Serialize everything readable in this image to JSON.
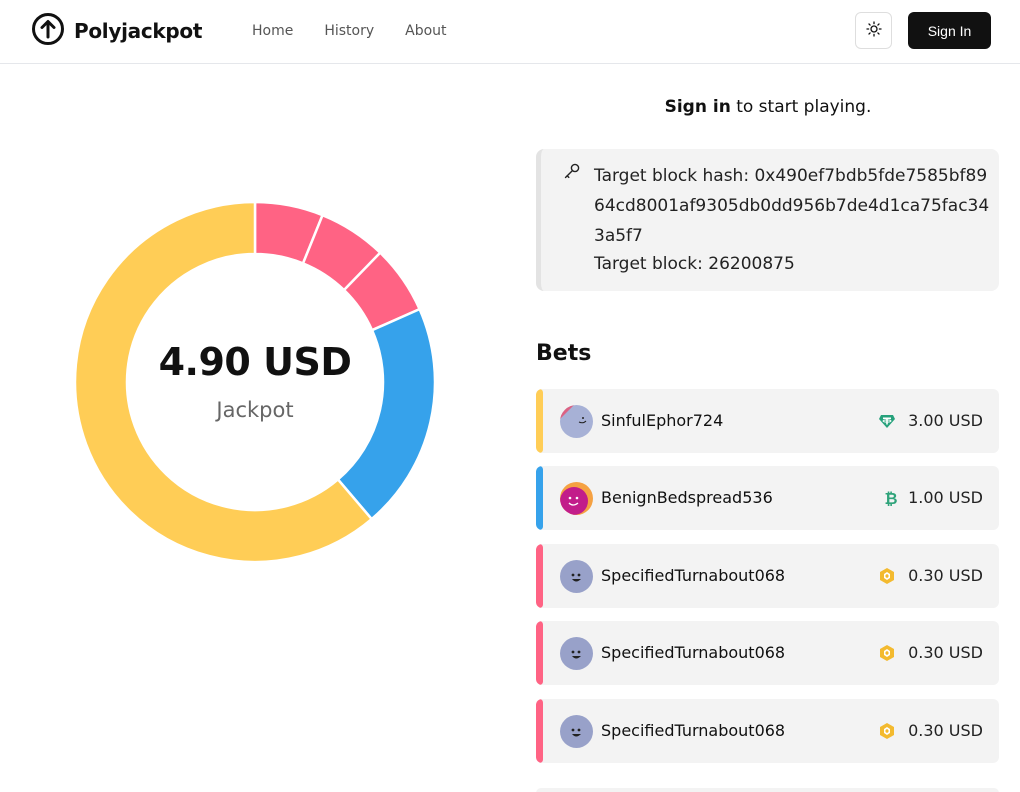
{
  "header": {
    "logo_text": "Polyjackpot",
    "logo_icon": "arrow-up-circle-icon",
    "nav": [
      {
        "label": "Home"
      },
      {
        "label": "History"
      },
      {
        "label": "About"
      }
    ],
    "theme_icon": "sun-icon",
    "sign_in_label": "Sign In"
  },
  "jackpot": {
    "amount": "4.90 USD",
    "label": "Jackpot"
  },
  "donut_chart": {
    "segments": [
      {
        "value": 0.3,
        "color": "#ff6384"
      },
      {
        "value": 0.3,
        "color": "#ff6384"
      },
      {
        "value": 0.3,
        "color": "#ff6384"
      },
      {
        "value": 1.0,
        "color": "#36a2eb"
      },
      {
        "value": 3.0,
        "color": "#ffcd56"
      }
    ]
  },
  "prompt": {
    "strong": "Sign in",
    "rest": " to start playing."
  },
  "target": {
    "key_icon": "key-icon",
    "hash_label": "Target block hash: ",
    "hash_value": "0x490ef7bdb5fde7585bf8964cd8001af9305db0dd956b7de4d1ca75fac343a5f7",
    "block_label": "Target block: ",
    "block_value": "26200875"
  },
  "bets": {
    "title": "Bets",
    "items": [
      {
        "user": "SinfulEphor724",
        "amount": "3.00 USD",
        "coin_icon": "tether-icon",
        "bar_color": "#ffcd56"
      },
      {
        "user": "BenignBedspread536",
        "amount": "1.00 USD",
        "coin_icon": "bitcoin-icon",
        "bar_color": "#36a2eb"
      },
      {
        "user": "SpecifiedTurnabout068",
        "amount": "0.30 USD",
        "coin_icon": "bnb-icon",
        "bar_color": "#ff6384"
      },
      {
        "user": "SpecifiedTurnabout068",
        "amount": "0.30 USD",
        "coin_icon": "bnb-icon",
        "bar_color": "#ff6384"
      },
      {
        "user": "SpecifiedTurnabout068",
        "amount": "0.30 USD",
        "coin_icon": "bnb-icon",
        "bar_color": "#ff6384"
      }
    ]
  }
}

---

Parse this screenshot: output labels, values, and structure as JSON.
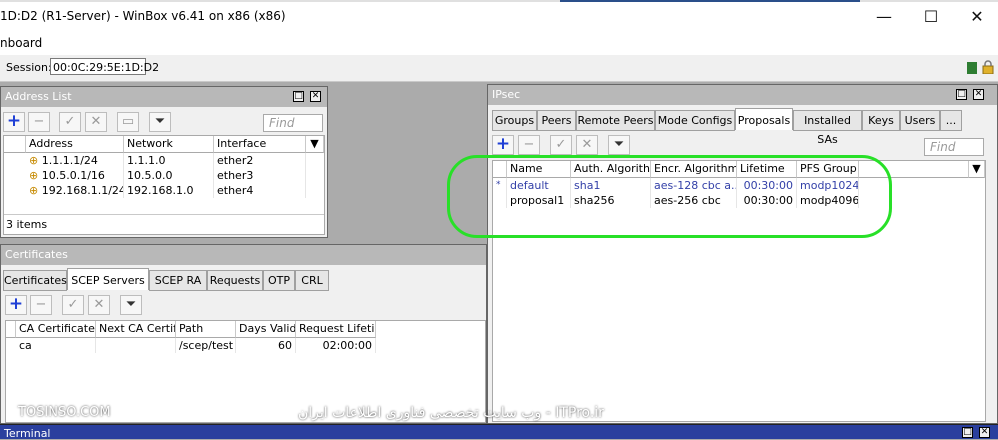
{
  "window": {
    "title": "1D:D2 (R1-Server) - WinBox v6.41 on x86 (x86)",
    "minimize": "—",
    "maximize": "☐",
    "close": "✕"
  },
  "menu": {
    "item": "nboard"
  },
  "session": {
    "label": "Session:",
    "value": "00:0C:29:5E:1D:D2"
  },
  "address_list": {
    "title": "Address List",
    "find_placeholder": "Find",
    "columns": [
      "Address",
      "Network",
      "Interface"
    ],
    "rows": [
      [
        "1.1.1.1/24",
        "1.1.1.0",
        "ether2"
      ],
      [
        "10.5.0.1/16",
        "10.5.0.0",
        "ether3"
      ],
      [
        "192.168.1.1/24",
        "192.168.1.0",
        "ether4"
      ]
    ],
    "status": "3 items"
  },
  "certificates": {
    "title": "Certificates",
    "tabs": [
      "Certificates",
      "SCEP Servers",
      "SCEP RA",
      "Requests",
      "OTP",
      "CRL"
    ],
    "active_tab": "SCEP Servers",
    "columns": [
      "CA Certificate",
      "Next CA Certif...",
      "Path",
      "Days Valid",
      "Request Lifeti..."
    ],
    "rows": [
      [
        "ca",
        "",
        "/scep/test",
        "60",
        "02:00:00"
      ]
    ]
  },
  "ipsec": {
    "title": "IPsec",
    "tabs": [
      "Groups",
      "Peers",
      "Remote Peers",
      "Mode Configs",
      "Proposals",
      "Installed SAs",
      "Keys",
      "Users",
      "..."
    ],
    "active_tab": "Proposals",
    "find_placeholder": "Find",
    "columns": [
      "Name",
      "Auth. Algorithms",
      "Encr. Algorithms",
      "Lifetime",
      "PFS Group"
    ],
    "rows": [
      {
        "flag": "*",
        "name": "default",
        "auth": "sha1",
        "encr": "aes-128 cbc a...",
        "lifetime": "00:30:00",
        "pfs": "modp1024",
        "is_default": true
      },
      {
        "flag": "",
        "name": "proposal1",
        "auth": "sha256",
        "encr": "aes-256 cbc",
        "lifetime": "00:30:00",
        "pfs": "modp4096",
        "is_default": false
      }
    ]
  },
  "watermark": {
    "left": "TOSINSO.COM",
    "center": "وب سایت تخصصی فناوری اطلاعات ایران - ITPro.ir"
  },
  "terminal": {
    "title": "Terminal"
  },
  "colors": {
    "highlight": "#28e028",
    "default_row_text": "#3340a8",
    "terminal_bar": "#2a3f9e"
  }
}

§ **GIVEN PROBLEM**:
Give only the count of lines in which the string "Servers" appears.

§ **OUTPUT OF THE EXERCISE**:
2